**Instruction:** Copy out each line that includes the word "title".

------------------------

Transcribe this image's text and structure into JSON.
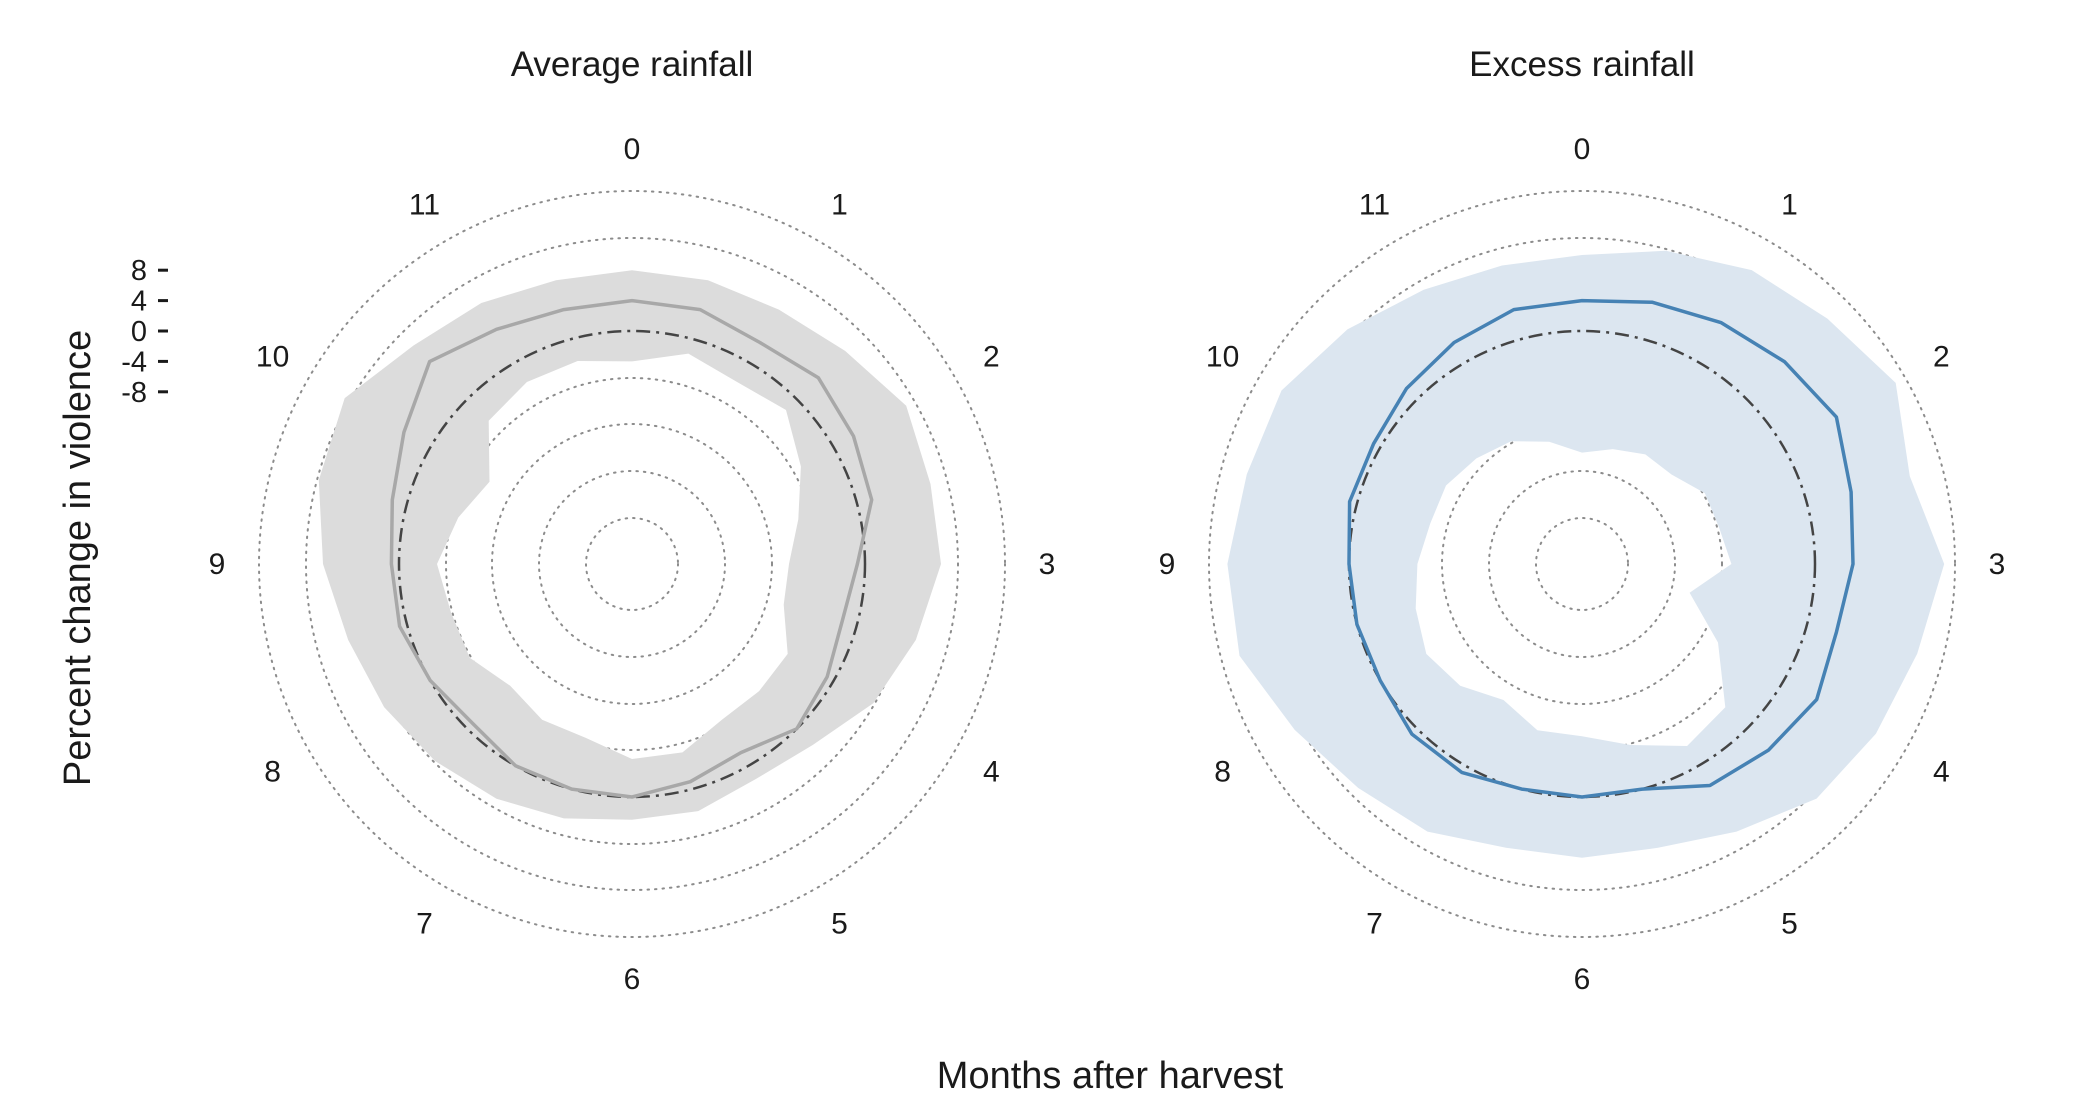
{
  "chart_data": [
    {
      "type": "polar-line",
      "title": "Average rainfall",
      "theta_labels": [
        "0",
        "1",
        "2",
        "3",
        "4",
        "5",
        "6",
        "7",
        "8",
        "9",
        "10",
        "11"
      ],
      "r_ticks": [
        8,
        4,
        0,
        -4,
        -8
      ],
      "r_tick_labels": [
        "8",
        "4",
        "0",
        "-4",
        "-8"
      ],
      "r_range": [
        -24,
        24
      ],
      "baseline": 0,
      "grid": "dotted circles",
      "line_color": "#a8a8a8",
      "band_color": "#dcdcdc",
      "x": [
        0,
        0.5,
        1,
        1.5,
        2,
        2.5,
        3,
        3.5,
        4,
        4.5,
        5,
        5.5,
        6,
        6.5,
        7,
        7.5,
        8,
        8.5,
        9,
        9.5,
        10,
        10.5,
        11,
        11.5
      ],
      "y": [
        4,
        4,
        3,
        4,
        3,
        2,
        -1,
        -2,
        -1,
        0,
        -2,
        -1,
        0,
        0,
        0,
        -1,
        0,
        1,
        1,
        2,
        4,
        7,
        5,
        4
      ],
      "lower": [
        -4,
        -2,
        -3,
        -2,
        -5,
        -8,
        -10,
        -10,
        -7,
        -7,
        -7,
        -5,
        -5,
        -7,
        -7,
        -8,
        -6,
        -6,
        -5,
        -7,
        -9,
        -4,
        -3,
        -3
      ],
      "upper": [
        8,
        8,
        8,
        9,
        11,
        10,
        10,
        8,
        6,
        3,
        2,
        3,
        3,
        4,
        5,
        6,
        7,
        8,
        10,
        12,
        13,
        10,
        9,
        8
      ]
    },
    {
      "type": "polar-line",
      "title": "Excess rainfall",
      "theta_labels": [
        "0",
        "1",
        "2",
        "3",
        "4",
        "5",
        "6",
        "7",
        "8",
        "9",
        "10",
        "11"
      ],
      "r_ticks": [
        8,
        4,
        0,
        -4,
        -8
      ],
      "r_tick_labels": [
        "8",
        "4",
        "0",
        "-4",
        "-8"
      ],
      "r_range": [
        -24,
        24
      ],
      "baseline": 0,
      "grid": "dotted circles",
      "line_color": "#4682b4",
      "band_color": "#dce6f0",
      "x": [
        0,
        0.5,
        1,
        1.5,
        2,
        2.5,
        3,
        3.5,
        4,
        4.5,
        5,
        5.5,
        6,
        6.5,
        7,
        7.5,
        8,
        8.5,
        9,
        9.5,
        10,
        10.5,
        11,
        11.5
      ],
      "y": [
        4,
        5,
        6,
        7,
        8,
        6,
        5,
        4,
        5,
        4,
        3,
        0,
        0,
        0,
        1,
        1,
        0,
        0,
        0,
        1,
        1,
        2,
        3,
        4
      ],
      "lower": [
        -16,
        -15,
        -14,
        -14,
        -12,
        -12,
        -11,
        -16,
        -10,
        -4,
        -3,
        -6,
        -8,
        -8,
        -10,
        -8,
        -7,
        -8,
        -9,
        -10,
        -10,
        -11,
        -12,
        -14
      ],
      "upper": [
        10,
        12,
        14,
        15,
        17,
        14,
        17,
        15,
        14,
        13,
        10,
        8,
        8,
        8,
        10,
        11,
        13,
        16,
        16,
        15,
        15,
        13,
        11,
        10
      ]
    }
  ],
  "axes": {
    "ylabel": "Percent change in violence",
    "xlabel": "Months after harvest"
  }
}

------------------------

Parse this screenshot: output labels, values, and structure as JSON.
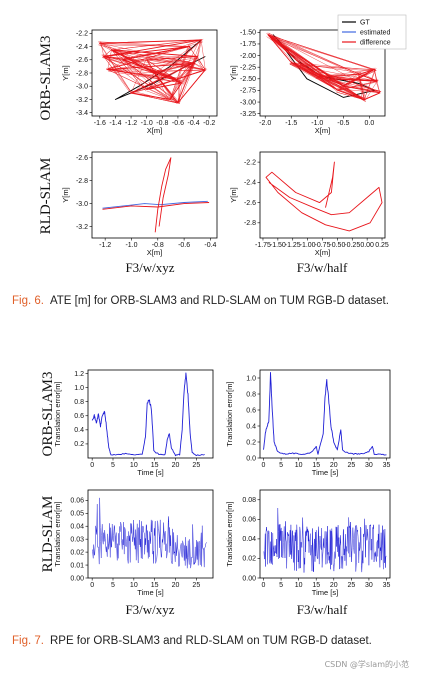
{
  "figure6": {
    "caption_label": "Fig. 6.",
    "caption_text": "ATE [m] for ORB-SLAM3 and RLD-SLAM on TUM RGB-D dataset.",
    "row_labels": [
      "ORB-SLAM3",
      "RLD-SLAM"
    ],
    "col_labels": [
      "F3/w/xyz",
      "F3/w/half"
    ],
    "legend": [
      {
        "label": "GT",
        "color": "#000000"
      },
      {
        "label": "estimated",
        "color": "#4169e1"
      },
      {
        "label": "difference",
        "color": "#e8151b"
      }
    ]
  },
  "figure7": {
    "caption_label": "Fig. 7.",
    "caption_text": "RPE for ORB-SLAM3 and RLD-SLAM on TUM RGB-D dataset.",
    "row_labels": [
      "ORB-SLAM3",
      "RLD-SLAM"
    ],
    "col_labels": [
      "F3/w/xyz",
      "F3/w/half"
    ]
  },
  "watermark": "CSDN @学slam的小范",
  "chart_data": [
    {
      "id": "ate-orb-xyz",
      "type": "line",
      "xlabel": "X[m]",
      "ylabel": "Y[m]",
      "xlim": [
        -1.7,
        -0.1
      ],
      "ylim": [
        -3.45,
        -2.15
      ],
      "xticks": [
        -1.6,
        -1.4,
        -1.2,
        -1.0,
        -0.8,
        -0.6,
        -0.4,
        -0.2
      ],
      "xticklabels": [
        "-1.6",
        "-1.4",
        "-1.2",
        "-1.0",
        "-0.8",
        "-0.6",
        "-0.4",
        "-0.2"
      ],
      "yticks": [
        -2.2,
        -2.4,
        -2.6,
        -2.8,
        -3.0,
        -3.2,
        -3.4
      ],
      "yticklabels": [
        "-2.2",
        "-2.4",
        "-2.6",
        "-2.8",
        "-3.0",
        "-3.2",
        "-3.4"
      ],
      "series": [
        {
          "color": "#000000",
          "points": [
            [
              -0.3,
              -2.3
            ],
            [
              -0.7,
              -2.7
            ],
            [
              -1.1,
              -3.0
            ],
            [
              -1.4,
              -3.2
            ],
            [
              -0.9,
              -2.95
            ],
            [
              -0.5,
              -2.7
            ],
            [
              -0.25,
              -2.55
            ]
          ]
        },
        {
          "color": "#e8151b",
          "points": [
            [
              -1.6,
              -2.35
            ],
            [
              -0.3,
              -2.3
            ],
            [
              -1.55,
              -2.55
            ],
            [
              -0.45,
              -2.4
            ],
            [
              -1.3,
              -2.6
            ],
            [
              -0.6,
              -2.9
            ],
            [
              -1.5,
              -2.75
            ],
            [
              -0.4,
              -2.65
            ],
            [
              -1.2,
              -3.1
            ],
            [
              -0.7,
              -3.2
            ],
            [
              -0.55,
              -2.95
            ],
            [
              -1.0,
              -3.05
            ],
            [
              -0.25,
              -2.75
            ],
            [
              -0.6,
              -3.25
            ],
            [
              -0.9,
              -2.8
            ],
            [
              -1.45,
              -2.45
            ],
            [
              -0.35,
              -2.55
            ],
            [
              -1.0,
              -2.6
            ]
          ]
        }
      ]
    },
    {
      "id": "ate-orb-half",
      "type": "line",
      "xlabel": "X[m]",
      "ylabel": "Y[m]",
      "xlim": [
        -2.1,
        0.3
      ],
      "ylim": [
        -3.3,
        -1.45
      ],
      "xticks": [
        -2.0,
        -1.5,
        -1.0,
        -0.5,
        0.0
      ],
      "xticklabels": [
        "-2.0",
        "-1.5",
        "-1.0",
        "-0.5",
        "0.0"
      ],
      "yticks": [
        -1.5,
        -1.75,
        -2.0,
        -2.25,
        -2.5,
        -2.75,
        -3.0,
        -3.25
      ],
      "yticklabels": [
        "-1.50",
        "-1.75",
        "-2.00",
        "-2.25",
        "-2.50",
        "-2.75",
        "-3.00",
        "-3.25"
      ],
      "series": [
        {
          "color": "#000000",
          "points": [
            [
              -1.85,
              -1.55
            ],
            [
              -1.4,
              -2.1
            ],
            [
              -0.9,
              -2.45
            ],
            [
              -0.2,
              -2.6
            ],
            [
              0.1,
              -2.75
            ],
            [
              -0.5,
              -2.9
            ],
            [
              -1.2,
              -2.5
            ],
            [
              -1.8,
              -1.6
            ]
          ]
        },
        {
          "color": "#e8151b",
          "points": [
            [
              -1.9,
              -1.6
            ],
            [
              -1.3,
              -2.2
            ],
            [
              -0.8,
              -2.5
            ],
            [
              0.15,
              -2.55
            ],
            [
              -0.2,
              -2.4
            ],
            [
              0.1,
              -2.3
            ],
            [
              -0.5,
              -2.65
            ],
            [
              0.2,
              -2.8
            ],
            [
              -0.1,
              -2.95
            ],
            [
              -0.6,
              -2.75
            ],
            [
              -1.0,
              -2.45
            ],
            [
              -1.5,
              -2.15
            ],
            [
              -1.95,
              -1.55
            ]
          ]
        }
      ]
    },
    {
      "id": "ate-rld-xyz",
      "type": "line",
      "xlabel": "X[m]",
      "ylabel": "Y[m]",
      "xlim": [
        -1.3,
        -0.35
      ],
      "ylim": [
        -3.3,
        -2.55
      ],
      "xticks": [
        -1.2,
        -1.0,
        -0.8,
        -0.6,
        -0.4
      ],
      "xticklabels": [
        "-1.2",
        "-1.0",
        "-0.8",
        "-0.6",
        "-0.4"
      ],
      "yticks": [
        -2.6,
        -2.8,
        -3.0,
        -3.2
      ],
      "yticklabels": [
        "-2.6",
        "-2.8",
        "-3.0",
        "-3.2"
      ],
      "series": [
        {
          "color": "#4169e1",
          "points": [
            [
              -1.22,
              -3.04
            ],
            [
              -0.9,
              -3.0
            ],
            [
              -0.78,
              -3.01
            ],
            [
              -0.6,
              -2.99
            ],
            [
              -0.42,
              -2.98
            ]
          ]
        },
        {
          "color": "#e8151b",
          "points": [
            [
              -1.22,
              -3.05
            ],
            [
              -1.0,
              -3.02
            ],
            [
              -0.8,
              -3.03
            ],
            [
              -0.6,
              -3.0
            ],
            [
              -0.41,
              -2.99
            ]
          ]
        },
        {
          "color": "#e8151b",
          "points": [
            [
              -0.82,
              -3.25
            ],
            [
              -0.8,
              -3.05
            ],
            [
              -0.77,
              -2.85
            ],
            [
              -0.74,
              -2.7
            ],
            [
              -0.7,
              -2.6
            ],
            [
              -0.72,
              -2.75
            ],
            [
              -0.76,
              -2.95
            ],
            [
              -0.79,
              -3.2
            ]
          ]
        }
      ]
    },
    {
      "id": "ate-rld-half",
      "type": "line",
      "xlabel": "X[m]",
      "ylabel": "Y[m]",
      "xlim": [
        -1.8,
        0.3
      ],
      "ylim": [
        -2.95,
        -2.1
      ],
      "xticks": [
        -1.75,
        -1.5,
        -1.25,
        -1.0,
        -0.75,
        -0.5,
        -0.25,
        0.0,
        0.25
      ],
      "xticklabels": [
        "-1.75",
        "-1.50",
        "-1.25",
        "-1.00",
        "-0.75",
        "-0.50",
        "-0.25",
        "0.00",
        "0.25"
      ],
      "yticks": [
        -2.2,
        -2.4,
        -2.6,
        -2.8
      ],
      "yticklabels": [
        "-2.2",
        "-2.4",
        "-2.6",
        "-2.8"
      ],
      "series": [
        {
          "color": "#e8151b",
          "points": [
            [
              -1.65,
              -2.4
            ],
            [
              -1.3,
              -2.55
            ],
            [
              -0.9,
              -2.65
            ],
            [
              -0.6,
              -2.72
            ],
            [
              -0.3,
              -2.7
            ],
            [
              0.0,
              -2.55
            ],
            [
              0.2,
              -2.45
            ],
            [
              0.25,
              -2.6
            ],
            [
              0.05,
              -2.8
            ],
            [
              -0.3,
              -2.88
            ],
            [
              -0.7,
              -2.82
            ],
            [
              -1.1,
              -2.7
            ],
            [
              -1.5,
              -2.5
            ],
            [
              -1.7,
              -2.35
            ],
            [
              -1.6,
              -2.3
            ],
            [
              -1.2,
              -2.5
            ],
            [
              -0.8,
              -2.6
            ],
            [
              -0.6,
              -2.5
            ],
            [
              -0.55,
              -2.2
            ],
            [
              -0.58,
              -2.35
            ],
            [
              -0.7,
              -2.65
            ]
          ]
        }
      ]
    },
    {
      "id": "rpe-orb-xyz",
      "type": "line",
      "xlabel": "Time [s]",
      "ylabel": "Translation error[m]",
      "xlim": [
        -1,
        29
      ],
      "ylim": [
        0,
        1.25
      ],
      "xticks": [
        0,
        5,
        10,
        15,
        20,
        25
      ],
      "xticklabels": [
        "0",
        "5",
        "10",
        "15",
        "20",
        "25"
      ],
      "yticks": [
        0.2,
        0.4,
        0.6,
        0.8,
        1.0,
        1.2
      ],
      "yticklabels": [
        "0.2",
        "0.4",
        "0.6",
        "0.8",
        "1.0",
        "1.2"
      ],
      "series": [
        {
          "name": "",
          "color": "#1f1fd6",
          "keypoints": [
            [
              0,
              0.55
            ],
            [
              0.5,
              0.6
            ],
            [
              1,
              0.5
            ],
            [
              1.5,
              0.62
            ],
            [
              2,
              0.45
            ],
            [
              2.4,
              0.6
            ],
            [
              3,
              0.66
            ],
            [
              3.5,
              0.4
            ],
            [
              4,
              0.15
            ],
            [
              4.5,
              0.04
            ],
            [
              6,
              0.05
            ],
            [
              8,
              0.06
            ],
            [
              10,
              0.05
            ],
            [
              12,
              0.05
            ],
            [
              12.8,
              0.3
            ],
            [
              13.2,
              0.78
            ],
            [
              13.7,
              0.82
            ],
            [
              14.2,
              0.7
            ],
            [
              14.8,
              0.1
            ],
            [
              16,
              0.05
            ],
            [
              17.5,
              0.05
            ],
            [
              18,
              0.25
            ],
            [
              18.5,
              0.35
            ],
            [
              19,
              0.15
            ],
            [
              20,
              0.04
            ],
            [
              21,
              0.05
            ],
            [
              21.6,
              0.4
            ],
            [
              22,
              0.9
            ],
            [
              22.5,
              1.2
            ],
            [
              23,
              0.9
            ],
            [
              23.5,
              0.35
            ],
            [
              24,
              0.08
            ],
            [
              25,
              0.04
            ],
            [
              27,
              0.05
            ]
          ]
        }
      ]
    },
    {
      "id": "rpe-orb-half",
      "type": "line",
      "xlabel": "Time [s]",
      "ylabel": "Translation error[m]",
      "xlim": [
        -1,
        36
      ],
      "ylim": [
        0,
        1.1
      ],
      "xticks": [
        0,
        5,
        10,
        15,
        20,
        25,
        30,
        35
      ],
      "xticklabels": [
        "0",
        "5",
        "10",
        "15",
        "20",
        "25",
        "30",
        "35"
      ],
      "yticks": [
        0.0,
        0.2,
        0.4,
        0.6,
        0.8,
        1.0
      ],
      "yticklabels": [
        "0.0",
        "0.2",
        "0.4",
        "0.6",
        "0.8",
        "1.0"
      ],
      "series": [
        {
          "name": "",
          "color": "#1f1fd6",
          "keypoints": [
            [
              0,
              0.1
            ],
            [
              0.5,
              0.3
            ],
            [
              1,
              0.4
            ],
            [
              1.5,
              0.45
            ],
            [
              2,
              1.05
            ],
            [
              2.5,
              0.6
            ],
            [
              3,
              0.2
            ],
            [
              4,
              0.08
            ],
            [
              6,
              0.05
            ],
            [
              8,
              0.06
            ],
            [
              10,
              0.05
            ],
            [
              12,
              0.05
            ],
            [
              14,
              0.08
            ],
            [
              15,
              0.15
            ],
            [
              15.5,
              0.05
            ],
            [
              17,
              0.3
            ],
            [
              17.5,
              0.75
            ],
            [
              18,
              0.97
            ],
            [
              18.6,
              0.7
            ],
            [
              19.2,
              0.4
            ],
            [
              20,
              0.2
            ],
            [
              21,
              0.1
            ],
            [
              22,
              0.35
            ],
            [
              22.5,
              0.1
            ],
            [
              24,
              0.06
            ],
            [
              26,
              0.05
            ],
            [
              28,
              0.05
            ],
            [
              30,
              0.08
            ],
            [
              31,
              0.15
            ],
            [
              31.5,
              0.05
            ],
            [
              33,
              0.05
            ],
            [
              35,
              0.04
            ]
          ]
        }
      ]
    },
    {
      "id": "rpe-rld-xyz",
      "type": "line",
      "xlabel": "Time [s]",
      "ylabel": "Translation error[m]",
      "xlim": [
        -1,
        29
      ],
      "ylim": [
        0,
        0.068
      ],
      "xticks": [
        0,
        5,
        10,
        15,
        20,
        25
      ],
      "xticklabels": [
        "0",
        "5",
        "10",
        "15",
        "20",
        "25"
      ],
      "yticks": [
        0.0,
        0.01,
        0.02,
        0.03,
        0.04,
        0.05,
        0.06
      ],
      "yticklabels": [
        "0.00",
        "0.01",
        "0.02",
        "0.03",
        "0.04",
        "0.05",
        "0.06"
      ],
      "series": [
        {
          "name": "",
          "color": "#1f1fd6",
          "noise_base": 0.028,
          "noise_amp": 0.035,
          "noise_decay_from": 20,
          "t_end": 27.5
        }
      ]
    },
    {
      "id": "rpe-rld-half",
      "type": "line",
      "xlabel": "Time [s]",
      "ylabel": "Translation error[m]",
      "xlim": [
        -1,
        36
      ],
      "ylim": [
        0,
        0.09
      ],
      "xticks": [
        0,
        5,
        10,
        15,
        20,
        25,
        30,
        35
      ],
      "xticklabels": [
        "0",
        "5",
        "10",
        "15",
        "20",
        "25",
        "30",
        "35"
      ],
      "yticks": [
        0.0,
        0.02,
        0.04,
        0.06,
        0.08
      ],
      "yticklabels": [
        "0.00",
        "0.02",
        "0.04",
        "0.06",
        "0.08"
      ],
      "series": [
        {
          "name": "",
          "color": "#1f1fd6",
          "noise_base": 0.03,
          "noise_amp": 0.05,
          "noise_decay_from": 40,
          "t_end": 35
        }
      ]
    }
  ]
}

------------------------

**Task solution:**
      "title": "Average rainfall",
      "title": "Excess rainfall",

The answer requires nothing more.